** start Quoted passage **

But what this does for me is keep me from releasing anything open core. With ansible, ansible was open source but the GUI was not, and we had to hold something back.
The traditional alternatives to OSS are to make a support business, which somewhat encourages making buggy or hard to install software, or a consulting business (IMHO, same) and all of those detract from building a product, collectively, with some of your favorite people on the internet.
So basically Vespene is going to be like a pseudo-foundation.
The structure for this is described here - http://docs.vespene.io/partnership.html - which keeps consulting and support totally free for small shops, and encouraging larger ones that could potentially make millions form Vespene to give back a very small amount.
What normally happens is large companies close six figure contracts supporting open source, and they don't give back a dime, and my goal here is to essentially make a developer's salary off of this project by having those who make more give back a very small amount.
This seems pretty fair to me, but I also recognize that some people don't agree with it.
That all being said, it's not a "no-commercial" clause in any way, and still free for small consultancies, so I'm not anticipating any major problems.
Most of the time, software gets installed in a place of business for that business.
It's not something I've considered lightly, but this keeps MORE software open, and for a small one-person shop, I think that's more noble than trying to hold some code back and not release it at all.
Some people just want 100% free, gimme gimme, etc - and fine - you're entitled to pick one of those things. That's ok.
I personally view this a little more pragmatically, under the view of fairness, and also have taken steps (in the CLA, etc), to guarantee that trust is never going to be abused.
For instance, the license reverts to pure Apache if Vespene were ever to change hands.
On the downside, I can't get screwed over by IBM or Amazon while I'm trying to crank out free software for everyone. That seems fair too, seeing the time investment running an open source community and working on the code takes.
"Open Source" has always had a strong definition. I respect your work and your reasons for choosing a non-open source license. I actually read about the partnership program on your site. I think it is an interesting business model.
If you are interested, there are two big reasons why my organization would not consider adopting it:
1) We are culturally and organizationally aligned with the open source movement.
2) (More widely applicable and practical) Risk Management. If IBM takes Ansible in a direction that is not aligned with our needs, we can fork it. More importantly- we can pay some one else to fork it, or sponsor a community of developers who want to fork it. Those developers would be under no obligation back to IBM to ask for a Partnership agreement to be able to support the fork.

** end Quoted passage **

-- Exercise --
Carry on the discussion of Vespene's licensing past its last sentence.

** start Record set **

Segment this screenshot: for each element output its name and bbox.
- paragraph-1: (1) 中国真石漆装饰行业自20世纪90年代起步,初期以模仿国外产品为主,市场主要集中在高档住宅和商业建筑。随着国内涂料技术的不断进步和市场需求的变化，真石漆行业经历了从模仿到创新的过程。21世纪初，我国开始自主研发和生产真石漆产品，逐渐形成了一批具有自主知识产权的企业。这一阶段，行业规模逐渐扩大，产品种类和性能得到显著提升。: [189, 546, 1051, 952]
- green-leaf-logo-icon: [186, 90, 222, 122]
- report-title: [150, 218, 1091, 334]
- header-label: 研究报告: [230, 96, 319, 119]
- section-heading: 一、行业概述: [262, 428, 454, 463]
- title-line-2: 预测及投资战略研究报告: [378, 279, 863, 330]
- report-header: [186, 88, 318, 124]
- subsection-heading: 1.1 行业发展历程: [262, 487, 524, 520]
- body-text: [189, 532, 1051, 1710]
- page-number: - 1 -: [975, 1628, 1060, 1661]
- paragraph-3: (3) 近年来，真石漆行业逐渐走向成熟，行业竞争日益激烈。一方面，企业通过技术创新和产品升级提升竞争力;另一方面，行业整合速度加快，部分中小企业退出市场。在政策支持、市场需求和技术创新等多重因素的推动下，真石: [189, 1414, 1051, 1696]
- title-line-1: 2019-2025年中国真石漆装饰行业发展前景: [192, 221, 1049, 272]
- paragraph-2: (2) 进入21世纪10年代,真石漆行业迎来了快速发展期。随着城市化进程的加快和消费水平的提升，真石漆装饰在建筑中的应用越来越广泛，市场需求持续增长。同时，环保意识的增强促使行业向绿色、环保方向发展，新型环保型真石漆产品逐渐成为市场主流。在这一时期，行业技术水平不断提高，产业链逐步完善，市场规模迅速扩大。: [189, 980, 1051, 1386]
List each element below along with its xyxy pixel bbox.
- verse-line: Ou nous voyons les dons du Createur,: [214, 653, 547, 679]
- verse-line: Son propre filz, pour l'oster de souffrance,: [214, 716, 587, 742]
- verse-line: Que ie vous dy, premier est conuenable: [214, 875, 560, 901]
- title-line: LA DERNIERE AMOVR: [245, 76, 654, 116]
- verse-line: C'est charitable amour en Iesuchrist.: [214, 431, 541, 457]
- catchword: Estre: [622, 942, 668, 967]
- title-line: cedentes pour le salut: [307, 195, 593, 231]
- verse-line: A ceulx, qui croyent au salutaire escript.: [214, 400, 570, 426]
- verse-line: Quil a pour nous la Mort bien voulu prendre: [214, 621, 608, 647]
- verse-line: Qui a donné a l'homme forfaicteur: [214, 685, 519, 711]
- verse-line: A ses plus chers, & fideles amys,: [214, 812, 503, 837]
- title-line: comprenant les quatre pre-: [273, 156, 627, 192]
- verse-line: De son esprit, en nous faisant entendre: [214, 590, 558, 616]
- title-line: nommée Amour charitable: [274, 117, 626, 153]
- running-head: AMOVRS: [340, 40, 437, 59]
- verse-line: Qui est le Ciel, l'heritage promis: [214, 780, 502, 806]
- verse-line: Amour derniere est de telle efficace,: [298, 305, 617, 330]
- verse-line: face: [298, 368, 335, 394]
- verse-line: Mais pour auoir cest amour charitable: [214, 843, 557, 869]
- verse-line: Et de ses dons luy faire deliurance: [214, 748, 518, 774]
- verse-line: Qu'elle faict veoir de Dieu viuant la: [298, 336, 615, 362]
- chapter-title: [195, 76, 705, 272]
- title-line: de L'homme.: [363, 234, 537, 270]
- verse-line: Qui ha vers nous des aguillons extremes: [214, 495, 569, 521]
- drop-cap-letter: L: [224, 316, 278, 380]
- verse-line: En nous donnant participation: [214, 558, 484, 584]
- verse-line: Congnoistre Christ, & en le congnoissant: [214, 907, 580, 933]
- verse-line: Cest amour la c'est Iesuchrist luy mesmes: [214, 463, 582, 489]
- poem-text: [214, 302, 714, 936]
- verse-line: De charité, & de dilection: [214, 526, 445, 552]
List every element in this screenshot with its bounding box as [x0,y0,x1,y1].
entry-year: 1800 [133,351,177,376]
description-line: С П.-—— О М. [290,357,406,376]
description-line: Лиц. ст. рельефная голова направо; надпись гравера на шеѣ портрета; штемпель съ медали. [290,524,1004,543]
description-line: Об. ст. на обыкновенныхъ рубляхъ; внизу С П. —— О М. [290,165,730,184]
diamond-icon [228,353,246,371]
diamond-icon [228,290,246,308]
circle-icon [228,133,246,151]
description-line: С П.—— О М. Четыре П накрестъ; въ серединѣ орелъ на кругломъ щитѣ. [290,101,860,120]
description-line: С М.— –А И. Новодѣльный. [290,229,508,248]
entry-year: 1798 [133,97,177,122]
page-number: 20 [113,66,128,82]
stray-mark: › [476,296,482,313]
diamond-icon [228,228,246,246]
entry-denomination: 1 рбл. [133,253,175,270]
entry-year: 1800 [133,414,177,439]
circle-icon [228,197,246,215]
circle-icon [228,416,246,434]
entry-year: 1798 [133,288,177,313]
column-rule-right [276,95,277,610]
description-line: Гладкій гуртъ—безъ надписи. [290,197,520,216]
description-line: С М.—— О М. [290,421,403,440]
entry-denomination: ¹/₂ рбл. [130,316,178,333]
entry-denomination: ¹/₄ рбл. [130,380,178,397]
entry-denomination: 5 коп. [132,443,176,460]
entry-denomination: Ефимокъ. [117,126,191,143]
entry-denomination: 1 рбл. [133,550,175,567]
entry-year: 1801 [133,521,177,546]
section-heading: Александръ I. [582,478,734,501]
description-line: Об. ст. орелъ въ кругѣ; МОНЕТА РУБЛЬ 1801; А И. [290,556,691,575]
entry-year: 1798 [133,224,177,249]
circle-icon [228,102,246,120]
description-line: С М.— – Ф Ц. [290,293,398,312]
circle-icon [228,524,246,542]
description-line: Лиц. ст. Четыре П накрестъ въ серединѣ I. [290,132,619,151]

** end Record set **

-- Answer to this exercise --
You stated that "the license reverts to pure Apache if Vespene were ever to change hands". I did not see those terms, and that is definitely something to consider, but even with that, your organization may still make decisions that aren't aligned with a subset of the communities interests.
As an aside, thank you very much for creating Ansible, it is a fine product! Good luck with Vespene, I hope you find great success with it.
You have a lot to say here, but I'd like to respond to just this:
>I'd argue the definition of what is open source is up for debate
It's not up for debate. It hasn't been up for debate for years. There are two generally accepted definitions of FOSS (each addressing the F and OS respectively):
No one disagrees with these who isn't trying to sow discontent in the open source community. Disagreeing with the OSD or FSD is akin to denying climate change.
> No one disagrees with these who isn't trying to sow discontent in the open source community.
No. Everybody who disagrees with these has been driven from your ideological bubble. "Open source" has become a general term that is part of the natural language; nobody has the right to demand everybody use their preferred definition. Many people who use the term will never have visited gnu.org or opensource.org. Many others will have, but will have concluded that the strictness of those definitions is silly. It seems quite reasonable to disagree with a definition of "open source" that makes it practically impossible to make a living off of your work. If you want to have a debate on the merits, fine, but running around telling people they're using English wrong because they disagree with you is just foolish.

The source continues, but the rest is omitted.